EXERCISE INSTRUCTIONS:
Check each line of the material below for "制导武器本质上是一种无人驾驶的飞行器", then copy the ones that contain it.
━━━ INPUT FOR THIS TASK
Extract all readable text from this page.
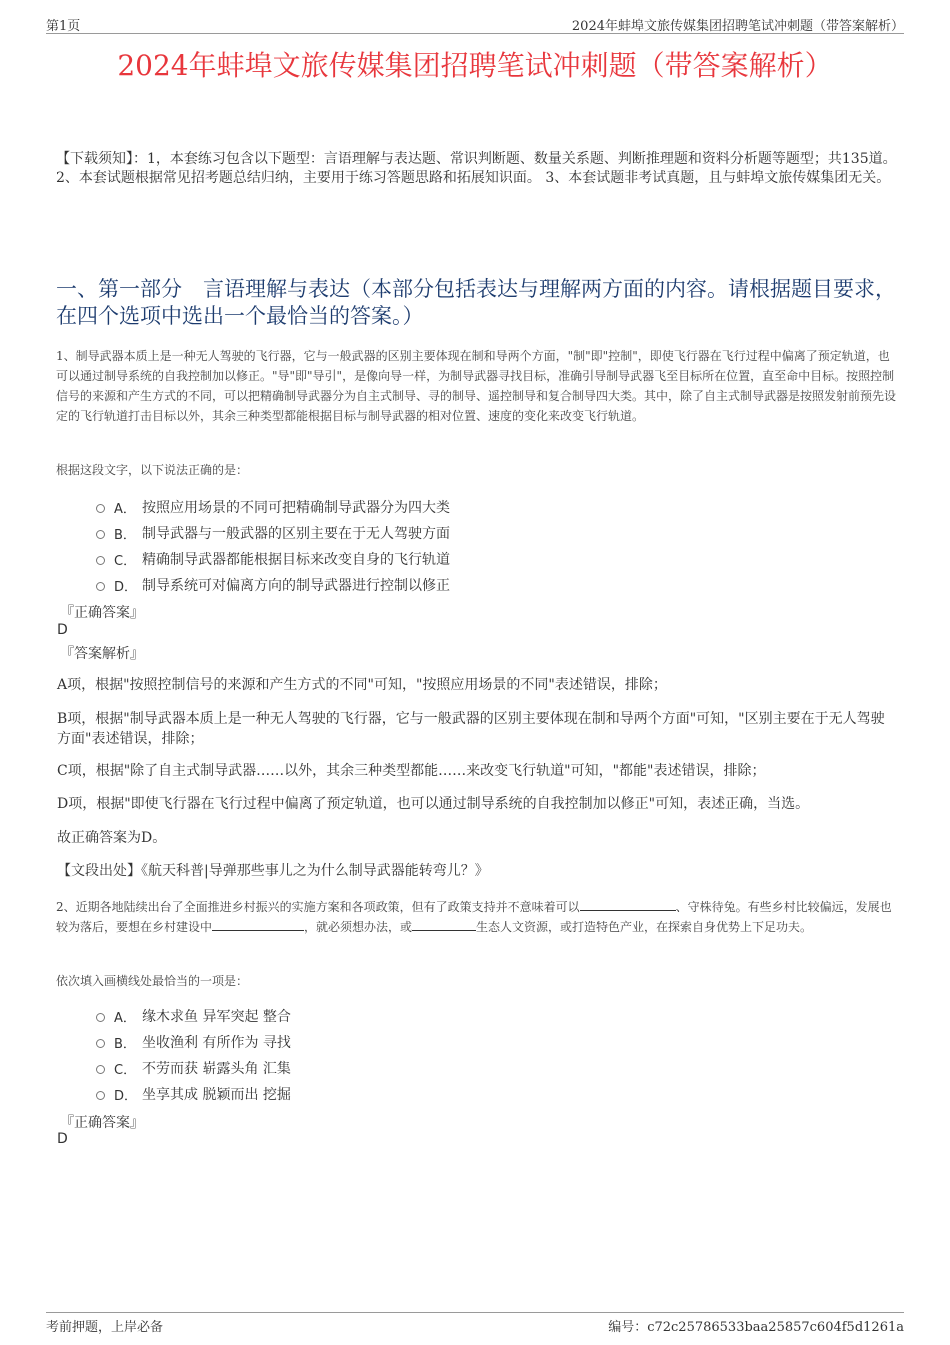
第1页	2024年蚌埠文旅传媒集团招聘笔试冲刺题（带答案解析）
2024年蚌埠文旅传媒集团招聘笔试冲刺题（带答案解析）
【下载须知】：1，本套练习包含以下题型：言语理解与表达题、常识判断题、数量关系题、判断推理题和资料分析题等题型；共135道。 2、本套试题根据常见招考题总结归纳，主要用于练习答题思路和拓展知识面。 3、本套试题非考试真题，且与蚌埠文旅传媒集团无关。
一、第一部分　言语理解与表达（本部分包括表达与理解两方面的内容。请根据题目要求，在四个选项中选出一个最恰当的答案。）
1、制导武器本质上是一种无人驾驶的飞行器，它与一般武器的区别主要体现在制和导两个方面，"制"即"控制"，即使飞行器在飞行过程中偏离了预定轨道，也可以通过制导系统的自我控制加以修正。"导"即"导引"，是像向导一样，为制导武器寻找目标，准确引导制导武器飞至目标所在位置，直至命中目标。按照控制信号的来源和产生方式的不同，可以把精确制导武器分为自主式制导、寻的制导、遥控制导和复合制导四大类。其中，除了自主式制导武器是按照发射前预先设定的飞行轨道打击目标以外，其余三种类型都能根据目标与制导武器的相对位置、速度的变化来改变飞行轨道。
根据这段文字，以下说法正确的是：
A． 按照应用场景的不同可把精确制导武器分为四大类
B． 制导武器与一般武器的区别主要在于无人驾驶方面
C． 精确制导武器都能根据目标来改变自身的飞行轨道
D． 制导系统可对偏离方向的制导武器进行控制以修正
『正确答案』
D
『答案解析』
A项，根据"按照控制信号的来源和产生方式的不同"可知，"按照应用场景的不同"表述错误，排除；
B项，根据"制导武器本质上是一种无人驾驶的飞行器，它与一般武器的区别主要体现在制和导两个方面"可知，"区别主要在于无人驾驶方面"表述错误，排除；
C项，根据"除了自主式制导武器……以外，其余三种类型都能……来改变飞行轨道"可知，"都能"表述错误，排除；
D项，根据"即使飞行器在飞行过程中偏离了预定轨道，也可以通过制导系统的自我控制加以修正"可知，表述正确，当选。
故正确答案为D。
【文段出处】《航天科普|导弹那些事儿之为什么制导武器能转弯儿？》
2、近期各地陆续出台了全面推进乡村振兴的实施方案和各项政策，但有了政策支持并不意味着可以	、守株待兔。有些乡村比较偏远，发展也较为落后，要想在乡村建设中	，就必须想办法，或	生态人文资源，或打造特色产业，在探索自身优势上下足功夫。
依次填入画横线处最恰当的一项是：
A． 缘木求鱼 异军突起 整合
B． 坐收渔利 有所作为 寻找
C． 不劳而获 崭露头角 汇集
D． 坐享其成 脱颖而出 挖掘
『正确答案』
D
考前押题，上岸必备	编号：c72c25786533baa25857c604f5d1261a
━━━━━━
FINAL ANSWER:
1、制导武器本质上是一种无人驾驶的飞行器，它与一般武器的区别主要体现在制和导两个方面，"制"即"控制"，即使飞行器在飞行过程中偏离了预定轨道，也可以通过制导系统的自我控制加以修正。"导"即"导引"，是像向导一样，为制导武器寻找目标，准确引导制导武器飞至目标所在位置，直至命中目标。按照控制信号的来源和产生方式的不同，可以把精确制导武器分为自主式制导、寻的制导、遥控制导和复合制导四大类。其中，除了自主式制导武器是按照发射前预先设定的飞行轨道打击目标以外，其余三种类型都能根据目标与制导武器的相对位置、速度的变化来改变飞行轨道。
B项，根据"制导武器本质上是一种无人驾驶的飞行器，它与一般武器的区别主要体现在制和导两个方面"可知，"区别主要在于无人驾驶方面"表述错误，排除；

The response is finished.